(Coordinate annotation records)
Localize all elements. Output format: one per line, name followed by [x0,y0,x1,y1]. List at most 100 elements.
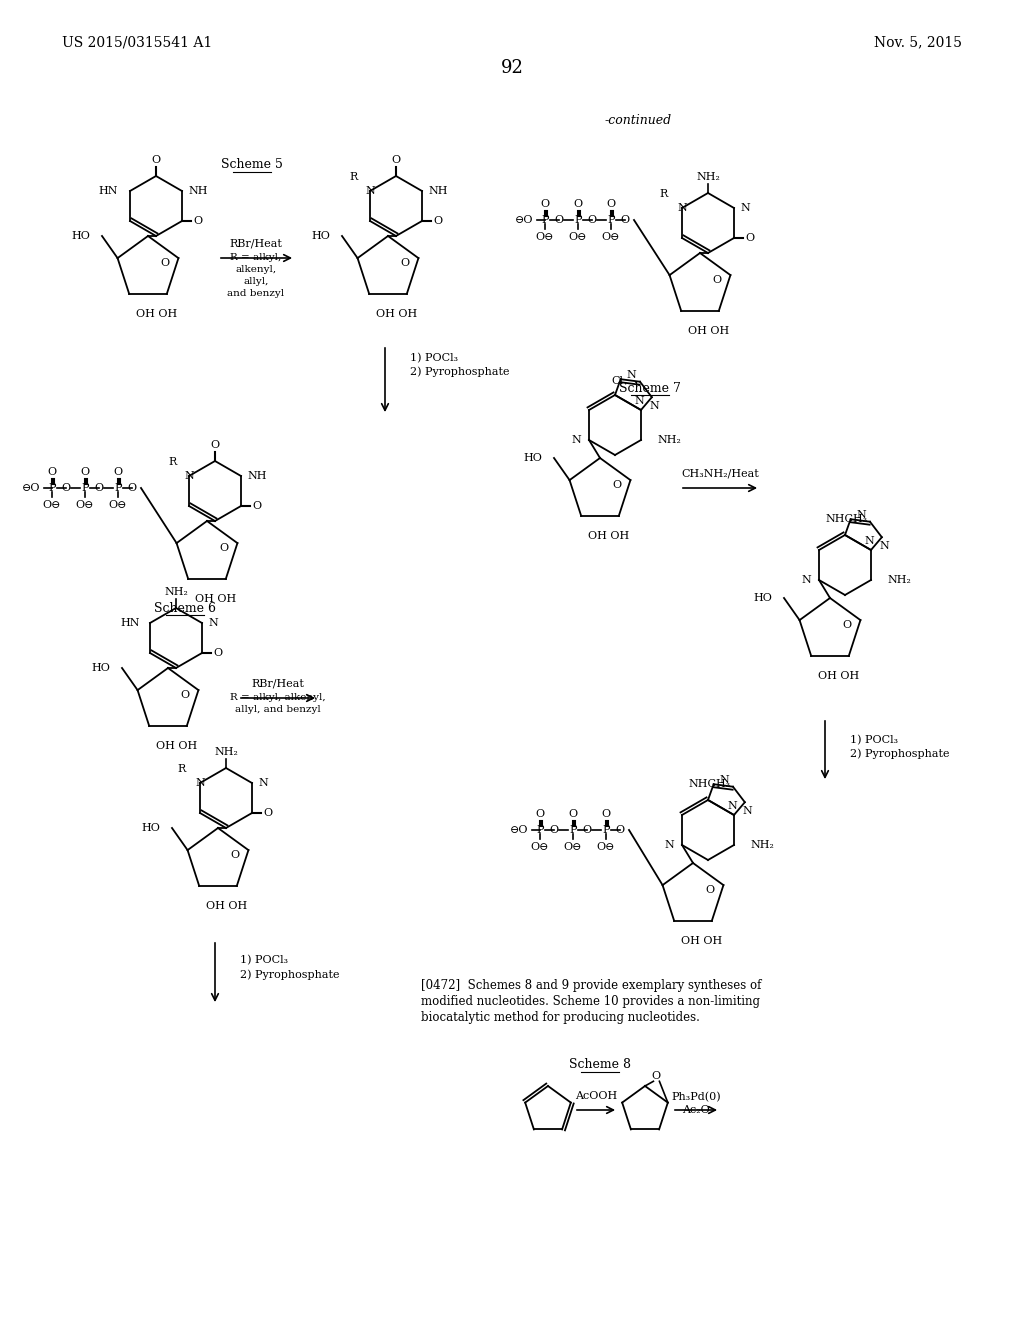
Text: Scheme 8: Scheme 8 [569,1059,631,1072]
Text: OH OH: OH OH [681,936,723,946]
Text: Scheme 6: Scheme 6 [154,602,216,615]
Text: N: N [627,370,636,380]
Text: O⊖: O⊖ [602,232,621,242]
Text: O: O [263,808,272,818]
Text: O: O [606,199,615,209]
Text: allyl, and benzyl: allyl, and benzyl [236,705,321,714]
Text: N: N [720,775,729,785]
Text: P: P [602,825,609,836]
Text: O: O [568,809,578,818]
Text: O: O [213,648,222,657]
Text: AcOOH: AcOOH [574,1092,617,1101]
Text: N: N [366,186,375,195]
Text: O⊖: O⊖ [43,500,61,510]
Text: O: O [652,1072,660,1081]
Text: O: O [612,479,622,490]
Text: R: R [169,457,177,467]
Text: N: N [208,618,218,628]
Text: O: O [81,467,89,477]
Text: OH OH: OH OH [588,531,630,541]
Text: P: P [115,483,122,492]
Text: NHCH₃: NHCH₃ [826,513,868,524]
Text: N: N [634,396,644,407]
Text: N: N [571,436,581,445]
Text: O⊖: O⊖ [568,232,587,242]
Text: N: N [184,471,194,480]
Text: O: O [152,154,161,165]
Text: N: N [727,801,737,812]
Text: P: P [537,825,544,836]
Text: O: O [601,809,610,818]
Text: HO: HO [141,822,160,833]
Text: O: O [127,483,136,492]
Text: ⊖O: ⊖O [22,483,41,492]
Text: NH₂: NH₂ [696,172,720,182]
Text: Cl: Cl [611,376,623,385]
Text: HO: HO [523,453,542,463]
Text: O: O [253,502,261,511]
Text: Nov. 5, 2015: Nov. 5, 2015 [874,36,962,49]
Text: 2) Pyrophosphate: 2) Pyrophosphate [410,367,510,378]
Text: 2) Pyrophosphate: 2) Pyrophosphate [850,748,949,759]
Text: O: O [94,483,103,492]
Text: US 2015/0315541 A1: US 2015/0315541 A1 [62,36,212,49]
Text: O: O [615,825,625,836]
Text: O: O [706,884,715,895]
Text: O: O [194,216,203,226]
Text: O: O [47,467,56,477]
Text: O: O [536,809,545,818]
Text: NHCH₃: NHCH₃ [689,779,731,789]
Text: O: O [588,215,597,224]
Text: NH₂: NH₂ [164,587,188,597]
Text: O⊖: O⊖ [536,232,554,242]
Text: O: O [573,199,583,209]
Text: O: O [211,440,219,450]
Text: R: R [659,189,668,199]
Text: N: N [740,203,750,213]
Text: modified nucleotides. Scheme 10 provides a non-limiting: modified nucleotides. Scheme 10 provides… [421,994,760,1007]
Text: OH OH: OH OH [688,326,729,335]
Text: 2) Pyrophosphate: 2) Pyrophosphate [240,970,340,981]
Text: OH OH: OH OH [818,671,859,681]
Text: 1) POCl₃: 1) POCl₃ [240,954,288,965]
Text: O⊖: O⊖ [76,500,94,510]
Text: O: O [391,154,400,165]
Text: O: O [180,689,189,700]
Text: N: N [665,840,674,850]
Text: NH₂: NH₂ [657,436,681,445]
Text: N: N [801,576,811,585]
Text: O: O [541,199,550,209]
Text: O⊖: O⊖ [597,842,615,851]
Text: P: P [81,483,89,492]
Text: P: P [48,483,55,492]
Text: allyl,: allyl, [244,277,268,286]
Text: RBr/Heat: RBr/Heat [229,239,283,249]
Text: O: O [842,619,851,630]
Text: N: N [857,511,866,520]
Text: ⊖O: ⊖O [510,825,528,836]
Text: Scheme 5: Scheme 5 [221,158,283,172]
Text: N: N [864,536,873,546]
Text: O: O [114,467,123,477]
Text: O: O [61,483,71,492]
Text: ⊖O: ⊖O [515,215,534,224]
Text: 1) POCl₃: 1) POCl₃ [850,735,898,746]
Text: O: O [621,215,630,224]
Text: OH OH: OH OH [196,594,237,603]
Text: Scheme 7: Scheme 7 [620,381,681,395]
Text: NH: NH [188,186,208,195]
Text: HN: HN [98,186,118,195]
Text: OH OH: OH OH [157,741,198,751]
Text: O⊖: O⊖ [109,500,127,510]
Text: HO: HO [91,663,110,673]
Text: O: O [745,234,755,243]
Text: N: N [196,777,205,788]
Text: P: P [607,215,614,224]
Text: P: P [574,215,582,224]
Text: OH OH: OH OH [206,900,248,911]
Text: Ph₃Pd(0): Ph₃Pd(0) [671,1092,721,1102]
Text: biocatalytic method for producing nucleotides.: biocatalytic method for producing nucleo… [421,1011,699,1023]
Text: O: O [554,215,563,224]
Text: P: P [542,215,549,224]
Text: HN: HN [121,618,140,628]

◆ Exercise goal ◆
Repeat the lines of the listing from the line containing "Text: Scheme 8: Scheme 8 [569,1059,631,1072]" through the line containing "Text: O: O [81,467,89,477]", both included.

◆ In response ◆
Text: Scheme 8: Scheme 8 [569,1059,631,1072]
Text: OH OH: OH OH [681,936,723,946]
Text: Scheme 6: Scheme 6 [154,602,216,615]
Text: N: N [627,370,636,380]
Text: O⊖: O⊖ [602,232,621,242]
Text: O: O [263,808,272,818]
Text: O: O [606,199,615,209]
Text: allyl, and benzyl: allyl, and benzyl [236,705,321,714]
Text: N: N [720,775,729,785]
Text: P: P [602,825,609,836]
Text: O: O [568,809,578,818]
Text: O: O [213,648,222,657]
Text: AcOOH: AcOOH [574,1092,617,1101]
Text: N: N [366,186,375,195]
Text: O⊖: O⊖ [43,500,61,510]
Text: O: O [652,1072,660,1081]
Text: O: O [612,479,622,490]
Text: R: R [169,457,177,467]
Text: N: N [208,618,218,628]
Text: O: O [81,467,89,477]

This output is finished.